*Written exercise:* Scan the records for the word "screenshot". Copy each line that includes it.

*Exercise inputs:*

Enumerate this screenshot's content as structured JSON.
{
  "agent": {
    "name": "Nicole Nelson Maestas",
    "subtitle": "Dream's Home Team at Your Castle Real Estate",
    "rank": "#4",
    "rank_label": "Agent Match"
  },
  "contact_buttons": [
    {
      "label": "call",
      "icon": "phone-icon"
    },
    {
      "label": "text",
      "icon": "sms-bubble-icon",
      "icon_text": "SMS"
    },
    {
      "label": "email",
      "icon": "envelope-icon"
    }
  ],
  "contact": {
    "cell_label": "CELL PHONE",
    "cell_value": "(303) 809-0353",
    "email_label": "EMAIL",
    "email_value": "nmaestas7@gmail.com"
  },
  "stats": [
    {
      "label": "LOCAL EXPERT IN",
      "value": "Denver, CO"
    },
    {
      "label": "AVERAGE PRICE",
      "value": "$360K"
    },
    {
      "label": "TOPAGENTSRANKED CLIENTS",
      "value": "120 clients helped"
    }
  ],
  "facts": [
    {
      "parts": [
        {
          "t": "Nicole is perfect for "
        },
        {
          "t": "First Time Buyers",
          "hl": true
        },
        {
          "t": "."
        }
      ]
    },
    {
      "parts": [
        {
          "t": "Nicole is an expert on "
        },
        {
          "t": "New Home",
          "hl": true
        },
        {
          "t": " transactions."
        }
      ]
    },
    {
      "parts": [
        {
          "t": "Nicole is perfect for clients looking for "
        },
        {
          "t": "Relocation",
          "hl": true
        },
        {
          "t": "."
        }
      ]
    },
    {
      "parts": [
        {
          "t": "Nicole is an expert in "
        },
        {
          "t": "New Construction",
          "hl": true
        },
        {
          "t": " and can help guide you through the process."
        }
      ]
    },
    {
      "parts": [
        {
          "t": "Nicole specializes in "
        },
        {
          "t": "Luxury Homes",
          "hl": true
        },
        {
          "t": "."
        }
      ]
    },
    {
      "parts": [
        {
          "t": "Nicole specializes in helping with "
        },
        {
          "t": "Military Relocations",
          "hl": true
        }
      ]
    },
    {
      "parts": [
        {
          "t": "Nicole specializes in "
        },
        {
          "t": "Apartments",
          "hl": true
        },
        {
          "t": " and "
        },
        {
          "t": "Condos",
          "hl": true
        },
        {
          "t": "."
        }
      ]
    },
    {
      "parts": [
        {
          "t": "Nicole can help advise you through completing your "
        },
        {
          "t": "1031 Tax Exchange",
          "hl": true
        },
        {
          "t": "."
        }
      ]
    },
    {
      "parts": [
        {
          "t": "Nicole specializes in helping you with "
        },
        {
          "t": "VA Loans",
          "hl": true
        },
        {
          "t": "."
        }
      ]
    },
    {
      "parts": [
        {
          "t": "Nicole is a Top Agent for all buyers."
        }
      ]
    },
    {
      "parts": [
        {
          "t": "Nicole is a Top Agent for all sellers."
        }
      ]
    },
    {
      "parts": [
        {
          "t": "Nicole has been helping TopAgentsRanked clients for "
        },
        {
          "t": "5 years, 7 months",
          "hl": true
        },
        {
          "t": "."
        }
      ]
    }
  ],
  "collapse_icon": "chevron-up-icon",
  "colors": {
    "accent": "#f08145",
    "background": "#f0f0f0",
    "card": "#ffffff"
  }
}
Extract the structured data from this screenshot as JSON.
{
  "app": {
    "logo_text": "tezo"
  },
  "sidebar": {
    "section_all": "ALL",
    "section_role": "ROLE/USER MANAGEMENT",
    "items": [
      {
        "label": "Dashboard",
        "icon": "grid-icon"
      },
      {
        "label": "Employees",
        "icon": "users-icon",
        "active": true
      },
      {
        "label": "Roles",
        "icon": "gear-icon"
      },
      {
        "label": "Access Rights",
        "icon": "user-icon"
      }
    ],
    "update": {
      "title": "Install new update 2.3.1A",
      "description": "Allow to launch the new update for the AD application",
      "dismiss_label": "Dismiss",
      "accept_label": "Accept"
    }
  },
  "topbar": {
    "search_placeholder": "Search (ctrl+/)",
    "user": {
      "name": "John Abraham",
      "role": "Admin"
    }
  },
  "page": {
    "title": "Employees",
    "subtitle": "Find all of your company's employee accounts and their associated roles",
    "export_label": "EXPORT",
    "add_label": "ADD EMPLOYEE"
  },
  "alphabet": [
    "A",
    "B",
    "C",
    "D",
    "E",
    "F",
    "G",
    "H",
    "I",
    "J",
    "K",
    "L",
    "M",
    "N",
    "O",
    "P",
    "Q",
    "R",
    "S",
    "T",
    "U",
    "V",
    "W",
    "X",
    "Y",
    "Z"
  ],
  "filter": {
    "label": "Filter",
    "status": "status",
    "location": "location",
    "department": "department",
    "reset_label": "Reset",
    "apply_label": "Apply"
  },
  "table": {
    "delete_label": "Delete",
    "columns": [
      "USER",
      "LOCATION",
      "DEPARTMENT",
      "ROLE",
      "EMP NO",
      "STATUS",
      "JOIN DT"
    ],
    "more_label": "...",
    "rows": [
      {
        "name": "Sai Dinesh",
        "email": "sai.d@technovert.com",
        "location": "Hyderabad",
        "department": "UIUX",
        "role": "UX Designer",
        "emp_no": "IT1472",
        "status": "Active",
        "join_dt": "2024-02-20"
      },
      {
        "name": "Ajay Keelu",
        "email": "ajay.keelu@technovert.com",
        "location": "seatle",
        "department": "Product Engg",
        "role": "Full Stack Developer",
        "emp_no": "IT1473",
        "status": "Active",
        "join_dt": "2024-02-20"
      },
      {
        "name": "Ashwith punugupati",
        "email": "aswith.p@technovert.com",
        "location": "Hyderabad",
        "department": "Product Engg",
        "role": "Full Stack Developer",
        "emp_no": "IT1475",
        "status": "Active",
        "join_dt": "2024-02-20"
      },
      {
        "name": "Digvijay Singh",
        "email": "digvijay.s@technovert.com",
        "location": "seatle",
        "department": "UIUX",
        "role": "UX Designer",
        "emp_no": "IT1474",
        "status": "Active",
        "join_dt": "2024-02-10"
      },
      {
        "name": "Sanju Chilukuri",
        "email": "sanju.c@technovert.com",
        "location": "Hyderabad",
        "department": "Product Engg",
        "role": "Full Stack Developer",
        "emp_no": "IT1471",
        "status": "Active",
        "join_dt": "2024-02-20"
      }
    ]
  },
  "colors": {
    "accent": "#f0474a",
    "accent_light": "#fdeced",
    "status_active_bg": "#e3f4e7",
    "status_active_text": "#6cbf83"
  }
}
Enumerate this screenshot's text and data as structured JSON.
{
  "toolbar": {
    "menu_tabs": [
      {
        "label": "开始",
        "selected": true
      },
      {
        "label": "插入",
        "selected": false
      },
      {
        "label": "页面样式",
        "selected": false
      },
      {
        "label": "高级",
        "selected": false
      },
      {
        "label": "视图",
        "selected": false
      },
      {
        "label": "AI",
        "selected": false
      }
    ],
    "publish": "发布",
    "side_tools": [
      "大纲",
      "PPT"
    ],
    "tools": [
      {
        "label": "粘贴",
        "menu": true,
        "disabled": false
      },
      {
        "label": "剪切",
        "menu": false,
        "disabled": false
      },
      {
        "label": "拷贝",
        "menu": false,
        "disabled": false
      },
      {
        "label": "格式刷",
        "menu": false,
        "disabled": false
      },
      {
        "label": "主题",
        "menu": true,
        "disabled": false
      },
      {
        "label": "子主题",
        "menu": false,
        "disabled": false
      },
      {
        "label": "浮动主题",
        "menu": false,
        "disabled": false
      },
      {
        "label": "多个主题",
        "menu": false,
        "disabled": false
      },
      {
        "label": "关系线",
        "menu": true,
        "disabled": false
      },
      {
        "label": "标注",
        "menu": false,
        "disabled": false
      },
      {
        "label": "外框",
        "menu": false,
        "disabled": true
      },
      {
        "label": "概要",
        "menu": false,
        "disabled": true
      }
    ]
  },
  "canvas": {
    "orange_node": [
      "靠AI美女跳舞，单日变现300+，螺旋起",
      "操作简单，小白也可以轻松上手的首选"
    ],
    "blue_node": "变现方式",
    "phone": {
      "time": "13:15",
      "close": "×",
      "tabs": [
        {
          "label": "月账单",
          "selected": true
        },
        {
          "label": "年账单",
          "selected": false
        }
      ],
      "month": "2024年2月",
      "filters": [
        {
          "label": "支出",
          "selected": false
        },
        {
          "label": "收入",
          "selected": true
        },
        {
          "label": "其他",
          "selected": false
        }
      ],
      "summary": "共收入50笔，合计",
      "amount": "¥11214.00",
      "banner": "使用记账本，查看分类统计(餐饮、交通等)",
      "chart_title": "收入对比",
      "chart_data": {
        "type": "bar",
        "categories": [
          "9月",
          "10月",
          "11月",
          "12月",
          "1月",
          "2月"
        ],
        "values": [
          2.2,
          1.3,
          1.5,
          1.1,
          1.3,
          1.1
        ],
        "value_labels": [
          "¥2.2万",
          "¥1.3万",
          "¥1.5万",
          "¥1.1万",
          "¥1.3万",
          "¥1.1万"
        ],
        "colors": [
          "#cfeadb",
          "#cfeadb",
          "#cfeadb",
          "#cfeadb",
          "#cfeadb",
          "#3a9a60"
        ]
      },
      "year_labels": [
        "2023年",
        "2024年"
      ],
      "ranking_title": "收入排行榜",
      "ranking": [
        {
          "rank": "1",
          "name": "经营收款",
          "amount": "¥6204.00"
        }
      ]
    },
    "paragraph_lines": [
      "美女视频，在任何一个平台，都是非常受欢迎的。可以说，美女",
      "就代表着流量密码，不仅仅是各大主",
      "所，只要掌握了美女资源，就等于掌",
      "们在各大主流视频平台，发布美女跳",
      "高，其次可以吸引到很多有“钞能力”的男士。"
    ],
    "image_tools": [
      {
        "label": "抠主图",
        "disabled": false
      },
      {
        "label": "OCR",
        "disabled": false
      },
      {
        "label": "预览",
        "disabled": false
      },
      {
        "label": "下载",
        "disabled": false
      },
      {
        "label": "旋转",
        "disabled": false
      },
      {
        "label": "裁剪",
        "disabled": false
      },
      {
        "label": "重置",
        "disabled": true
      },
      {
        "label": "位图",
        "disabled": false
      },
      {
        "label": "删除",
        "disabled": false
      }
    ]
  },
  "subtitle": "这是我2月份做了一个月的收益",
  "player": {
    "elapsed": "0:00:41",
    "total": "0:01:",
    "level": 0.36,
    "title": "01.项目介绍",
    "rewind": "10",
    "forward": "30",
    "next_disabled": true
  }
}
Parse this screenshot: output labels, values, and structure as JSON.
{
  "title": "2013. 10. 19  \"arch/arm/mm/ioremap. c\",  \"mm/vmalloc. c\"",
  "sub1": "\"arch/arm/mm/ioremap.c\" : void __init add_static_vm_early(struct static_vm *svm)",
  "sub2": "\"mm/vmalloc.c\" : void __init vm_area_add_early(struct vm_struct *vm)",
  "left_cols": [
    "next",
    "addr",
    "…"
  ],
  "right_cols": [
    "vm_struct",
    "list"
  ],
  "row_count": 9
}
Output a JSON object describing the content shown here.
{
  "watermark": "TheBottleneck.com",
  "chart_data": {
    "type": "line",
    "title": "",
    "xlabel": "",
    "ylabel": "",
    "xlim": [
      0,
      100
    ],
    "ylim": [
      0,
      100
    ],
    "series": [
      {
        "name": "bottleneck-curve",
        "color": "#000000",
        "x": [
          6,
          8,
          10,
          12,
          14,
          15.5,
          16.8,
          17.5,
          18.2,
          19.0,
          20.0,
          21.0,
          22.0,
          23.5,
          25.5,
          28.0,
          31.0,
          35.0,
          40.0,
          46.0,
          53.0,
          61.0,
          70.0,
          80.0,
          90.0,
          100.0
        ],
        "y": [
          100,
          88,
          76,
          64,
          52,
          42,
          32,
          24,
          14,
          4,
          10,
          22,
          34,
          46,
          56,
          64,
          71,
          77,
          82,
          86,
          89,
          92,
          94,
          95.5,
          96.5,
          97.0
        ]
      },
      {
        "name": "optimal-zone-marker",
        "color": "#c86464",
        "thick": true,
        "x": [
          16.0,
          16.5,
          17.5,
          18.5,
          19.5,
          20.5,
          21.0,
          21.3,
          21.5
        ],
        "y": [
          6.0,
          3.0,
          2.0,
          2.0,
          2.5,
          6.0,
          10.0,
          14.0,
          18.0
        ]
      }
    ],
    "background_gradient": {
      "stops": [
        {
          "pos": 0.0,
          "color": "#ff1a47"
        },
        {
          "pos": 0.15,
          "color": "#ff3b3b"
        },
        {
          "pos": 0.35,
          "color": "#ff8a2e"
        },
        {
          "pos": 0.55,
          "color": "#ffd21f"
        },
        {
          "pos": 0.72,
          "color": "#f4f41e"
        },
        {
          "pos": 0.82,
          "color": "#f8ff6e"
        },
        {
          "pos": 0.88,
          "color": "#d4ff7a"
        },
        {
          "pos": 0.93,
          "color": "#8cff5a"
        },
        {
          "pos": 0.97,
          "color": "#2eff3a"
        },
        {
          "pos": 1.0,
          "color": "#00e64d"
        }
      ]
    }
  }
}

*Result for this exercise:*
Enumerate this screenshot's content as structured JSON.
Extract the structured data from this screenshot as JSON.
Enumerate this screenshot's text and data as structured JSON.
Parse this screenshot: output labels, values, and structure as JSON.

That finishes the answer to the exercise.